**Given task:** Reproduce the listing below word for word, with no pictures.

# Start of Entries provided

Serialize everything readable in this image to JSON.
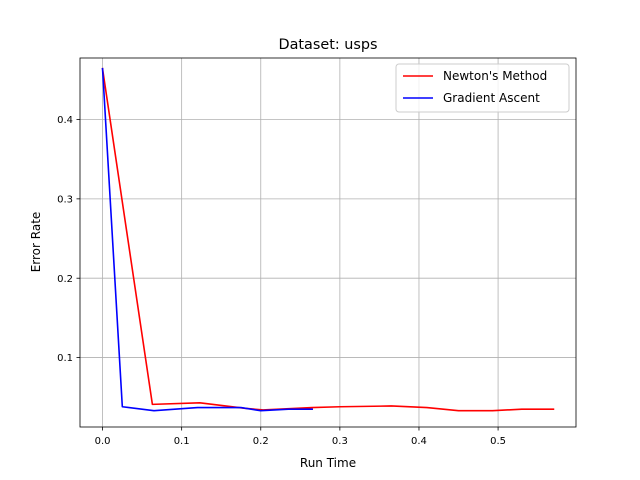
{
  "chart_data": {
    "type": "line",
    "title": "Dataset: usps",
    "xlabel": "Run Time",
    "ylabel": "Error Rate",
    "xlim": [
      -0.0285,
      0.5985
    ],
    "ylim": [
      0.0125,
      0.4775
    ],
    "xticks": [
      0.0,
      0.1,
      0.2,
      0.3,
      0.4,
      0.5
    ],
    "xtick_labels": [
      "0.0",
      "0.1",
      "0.2",
      "0.3",
      "0.4",
      "0.5"
    ],
    "yticks": [
      0.1,
      0.2,
      0.3,
      0.4
    ],
    "ytick_labels": [
      "0.1",
      "0.2",
      "0.3",
      "0.4"
    ],
    "grid": true,
    "legend_position": "top-right",
    "series": [
      {
        "name": "Newton's Method",
        "color": "#ff0000",
        "x": [
          0.0,
          0.063,
          0.123,
          0.18,
          0.203,
          0.265,
          0.3,
          0.365,
          0.41,
          0.45,
          0.493,
          0.53,
          0.57
        ],
        "y": [
          0.464,
          0.041,
          0.043,
          0.036,
          0.034,
          0.037,
          0.038,
          0.039,
          0.037,
          0.033,
          0.033,
          0.035,
          0.035
        ]
      },
      {
        "name": "Gradient Ascent",
        "color": "#0000ff",
        "x": [
          0.0,
          0.025,
          0.065,
          0.12,
          0.175,
          0.2,
          0.235,
          0.265
        ],
        "y": [
          0.464,
          0.038,
          0.033,
          0.037,
          0.037,
          0.033,
          0.035,
          0.035
        ]
      }
    ]
  }
}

# End of Entries provided

**Solved problem:**
Serialize everything readable in this image to JSON.
{
  "chart_data": {
    "type": "line",
    "title": "Dataset: usps",
    "xlabel": "Run Time",
    "ylabel": "Error Rate",
    "xlim": [
      -0.0285,
      0.5985
    ],
    "ylim": [
      0.0125,
      0.4775
    ],
    "xticks": [
      0.0,
      0.1,
      0.2,
      0.3,
      0.4,
      0.5
    ],
    "xtick_labels": [
      "0.0",
      "0.1",
      "0.2",
      "0.3",
      "0.4",
      "0.5"
    ],
    "yticks": [
      0.1,
      0.2,
      0.3,
      0.4
    ],
    "ytick_labels": [
      "0.1",
      "0.2",
      "0.3",
      "0.4"
    ],
    "grid": true,
    "legend_position": "top-right",
    "series": [
      {
        "name": "Newton's Method",
        "color": "#ff0000",
        "x": [
          0.0,
          0.063,
          0.123,
          0.18,
          0.203,
          0.265,
          0.3,
          0.365,
          0.41,
          0.45,
          0.493,
          0.53,
          0.57
        ],
        "y": [
          0.464,
          0.041,
          0.043,
          0.036,
          0.034,
          0.037,
          0.038,
          0.039,
          0.037,
          0.033,
          0.033,
          0.035,
          0.035
        ]
      },
      {
        "name": "Gradient Ascent",
        "color": "#0000ff",
        "x": [
          0.0,
          0.025,
          0.065,
          0.12,
          0.175,
          0.2,
          0.235,
          0.265
        ],
        "y": [
          0.464,
          0.038,
          0.033,
          0.037,
          0.037,
          0.033,
          0.035,
          0.035
        ]
      }
    ]
  }
}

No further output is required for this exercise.